House debates
Monday, 25 June 2012
Bills
Tax Laws Amendment (Managed Investment Trust Withholding Tax) Bill 2012, Income Tax (Managed Investment Trust Withholding Tax) Amendment Bill 2012; Second Reading
6:18 pm
Joe Hockey (North Sydney, Liberal Party, Shadow Treasurer) Share this | Hansard source
I rise to speak on both the Tax Laws Amendment (Managed Investment Trust Withholding Tax) Bill and the Income Tax Amendment (Managed Investment Trust Withholding Tax) Bill. This is the second time the government has introduced this bill into the parliament, following its stunning backflip on this issue last week. What an extraordinary moment.
Last week this exact provision the government excised from the bill, only to reintroduce exactly the same provision the following day—with no explanation. Unless the member for New England or the member for Lyne or the member for Kennedy or anyone else has an explanation, there is no explanation from the government as to why it dumped it last week and is reintroducing it this week. Last week the government moved an amendment to its own bill to excise the doubling of the final withholding tax on managed investment trusts from 7½ per cent to 15 per cent from 1 July this year. That move followed reports that the government was unable to gain the support of the Greens—and that only came about because the Minister for Finance, Senator Wong, in the Senate accidentally let slip that when they could not get the support of the Greens on this proposal they decided to excise it from the TLAB bill.

Problem set
1. Answer these questions from the speech on the managed investment trust withholding tax bills:
(a) On what date was the speech given?
(b) At what time is the speech recorded?
(c) According to the speech, the final withholding tax on managed investment trusts was to be doubled from what rate to what rate?
2. List every electorate named in the speech on the managed investment trust withholding tax bills.
The rows come from a separate source and are unrelated to the speech.

Dataset excerpts
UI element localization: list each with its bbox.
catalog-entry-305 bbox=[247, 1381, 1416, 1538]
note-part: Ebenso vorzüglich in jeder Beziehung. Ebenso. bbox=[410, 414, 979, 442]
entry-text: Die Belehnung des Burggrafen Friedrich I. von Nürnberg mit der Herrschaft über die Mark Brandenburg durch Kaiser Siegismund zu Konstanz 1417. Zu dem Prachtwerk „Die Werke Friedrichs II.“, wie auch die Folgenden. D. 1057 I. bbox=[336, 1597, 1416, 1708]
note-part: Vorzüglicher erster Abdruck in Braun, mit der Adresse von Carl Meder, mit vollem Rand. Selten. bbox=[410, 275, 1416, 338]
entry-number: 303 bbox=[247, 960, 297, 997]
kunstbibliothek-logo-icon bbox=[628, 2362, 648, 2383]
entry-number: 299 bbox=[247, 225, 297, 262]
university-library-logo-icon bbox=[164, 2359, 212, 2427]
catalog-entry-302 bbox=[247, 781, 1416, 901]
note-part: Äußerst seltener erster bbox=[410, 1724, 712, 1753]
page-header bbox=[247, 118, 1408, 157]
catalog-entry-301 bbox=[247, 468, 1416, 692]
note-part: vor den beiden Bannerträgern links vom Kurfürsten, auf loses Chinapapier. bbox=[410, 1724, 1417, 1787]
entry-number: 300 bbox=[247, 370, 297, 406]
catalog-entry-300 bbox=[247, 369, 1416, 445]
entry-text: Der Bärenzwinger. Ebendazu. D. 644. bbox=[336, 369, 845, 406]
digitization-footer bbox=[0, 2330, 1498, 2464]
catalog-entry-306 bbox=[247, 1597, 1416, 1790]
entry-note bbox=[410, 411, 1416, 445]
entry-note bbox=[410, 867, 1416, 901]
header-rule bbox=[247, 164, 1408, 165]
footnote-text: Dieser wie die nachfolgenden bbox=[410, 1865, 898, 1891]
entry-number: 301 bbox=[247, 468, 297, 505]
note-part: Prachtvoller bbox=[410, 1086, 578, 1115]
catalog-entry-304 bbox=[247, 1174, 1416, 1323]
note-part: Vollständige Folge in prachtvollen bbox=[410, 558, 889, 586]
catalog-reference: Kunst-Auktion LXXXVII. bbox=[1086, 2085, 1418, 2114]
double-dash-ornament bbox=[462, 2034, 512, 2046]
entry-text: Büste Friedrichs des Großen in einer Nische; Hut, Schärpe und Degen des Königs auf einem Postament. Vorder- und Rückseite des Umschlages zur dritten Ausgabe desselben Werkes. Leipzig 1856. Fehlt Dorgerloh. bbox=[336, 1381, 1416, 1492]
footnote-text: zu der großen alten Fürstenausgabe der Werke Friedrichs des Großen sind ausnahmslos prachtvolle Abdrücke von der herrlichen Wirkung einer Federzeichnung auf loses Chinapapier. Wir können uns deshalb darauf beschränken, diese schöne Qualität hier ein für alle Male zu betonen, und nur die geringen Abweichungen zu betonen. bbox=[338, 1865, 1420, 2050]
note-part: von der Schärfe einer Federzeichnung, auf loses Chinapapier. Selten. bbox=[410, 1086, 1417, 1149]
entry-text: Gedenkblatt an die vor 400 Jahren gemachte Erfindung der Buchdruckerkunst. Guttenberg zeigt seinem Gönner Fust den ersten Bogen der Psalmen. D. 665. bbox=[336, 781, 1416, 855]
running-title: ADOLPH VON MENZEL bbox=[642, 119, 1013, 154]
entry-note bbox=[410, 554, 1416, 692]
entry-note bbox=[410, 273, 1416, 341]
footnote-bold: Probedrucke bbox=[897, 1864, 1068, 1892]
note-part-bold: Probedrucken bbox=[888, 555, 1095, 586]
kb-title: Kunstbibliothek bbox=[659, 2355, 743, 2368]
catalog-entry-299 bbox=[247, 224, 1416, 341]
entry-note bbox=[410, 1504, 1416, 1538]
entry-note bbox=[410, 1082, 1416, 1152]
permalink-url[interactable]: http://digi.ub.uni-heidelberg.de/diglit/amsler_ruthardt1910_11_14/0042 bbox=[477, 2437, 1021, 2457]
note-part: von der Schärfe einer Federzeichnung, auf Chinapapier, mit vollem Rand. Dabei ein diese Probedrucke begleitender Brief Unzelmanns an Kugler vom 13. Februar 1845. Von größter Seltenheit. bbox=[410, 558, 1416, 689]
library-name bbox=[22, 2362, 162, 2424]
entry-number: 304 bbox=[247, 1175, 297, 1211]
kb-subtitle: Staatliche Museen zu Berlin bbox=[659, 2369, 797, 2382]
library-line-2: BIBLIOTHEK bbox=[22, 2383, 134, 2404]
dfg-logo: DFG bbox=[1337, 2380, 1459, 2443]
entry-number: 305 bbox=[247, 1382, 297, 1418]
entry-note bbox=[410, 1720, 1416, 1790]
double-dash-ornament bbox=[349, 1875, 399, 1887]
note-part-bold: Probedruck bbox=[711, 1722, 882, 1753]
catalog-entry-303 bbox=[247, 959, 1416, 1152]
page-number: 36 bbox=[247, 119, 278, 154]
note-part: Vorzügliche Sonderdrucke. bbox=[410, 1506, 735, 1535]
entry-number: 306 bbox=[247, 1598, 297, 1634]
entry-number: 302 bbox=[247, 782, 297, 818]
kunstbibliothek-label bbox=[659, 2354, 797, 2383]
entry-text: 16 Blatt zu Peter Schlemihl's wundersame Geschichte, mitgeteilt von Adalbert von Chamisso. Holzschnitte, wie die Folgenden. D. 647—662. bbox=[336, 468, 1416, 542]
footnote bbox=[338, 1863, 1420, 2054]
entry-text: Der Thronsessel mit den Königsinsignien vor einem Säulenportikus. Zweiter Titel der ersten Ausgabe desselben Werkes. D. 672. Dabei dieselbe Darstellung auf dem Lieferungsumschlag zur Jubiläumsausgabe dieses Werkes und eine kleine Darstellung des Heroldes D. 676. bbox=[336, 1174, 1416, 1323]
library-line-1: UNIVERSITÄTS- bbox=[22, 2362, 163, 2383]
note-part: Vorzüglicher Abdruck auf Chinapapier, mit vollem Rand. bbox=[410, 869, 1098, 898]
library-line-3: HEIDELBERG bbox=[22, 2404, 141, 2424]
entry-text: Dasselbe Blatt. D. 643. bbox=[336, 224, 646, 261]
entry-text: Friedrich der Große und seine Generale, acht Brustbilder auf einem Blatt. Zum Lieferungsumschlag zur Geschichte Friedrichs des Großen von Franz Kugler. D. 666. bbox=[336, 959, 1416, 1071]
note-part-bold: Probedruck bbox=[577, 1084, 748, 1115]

Results in order
1.
(a) Monday, 25 June 2012
(b) 6:18 pm
(c) From 7½ per cent to 15 per cent

2. North Sydney, New England, Lyne, Kennedy